Direction: Search the listing below for the word "dieser" and copy each line that holds it.

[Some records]

==================================================

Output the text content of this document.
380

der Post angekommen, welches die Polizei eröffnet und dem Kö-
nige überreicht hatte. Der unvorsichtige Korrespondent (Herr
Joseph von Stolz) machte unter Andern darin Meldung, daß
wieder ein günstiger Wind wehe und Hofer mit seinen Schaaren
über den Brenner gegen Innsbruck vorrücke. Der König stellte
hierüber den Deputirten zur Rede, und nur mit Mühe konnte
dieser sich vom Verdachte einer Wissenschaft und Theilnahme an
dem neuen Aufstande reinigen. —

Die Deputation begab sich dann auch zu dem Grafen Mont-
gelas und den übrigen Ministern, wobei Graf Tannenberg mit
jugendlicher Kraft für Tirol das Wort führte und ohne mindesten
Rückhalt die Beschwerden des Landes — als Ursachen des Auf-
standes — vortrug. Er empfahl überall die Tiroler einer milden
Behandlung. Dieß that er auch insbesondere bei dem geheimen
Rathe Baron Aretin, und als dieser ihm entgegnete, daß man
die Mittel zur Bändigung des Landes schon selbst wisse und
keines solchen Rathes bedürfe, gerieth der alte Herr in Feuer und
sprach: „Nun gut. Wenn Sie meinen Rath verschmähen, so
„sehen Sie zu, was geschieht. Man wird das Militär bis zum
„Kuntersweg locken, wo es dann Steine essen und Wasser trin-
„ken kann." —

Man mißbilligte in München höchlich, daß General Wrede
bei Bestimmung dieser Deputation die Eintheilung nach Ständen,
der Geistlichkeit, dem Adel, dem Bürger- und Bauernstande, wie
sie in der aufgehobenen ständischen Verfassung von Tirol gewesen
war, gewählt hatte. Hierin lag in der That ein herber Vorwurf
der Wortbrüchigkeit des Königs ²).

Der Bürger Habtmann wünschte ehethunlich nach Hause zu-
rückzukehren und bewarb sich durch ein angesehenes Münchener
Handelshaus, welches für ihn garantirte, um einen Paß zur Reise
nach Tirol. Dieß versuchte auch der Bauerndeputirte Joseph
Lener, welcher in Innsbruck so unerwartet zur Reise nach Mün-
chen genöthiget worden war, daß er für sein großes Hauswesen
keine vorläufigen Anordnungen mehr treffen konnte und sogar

==================================================

The output:
dieser sich vom Verdachte einer Wissenschaft und Theilnahme an
Rathe Baron Aretin, und als dieser ihm entgegnete, daß man
bei Bestimmung dieser Deputation die Eintheilung nach Ständen,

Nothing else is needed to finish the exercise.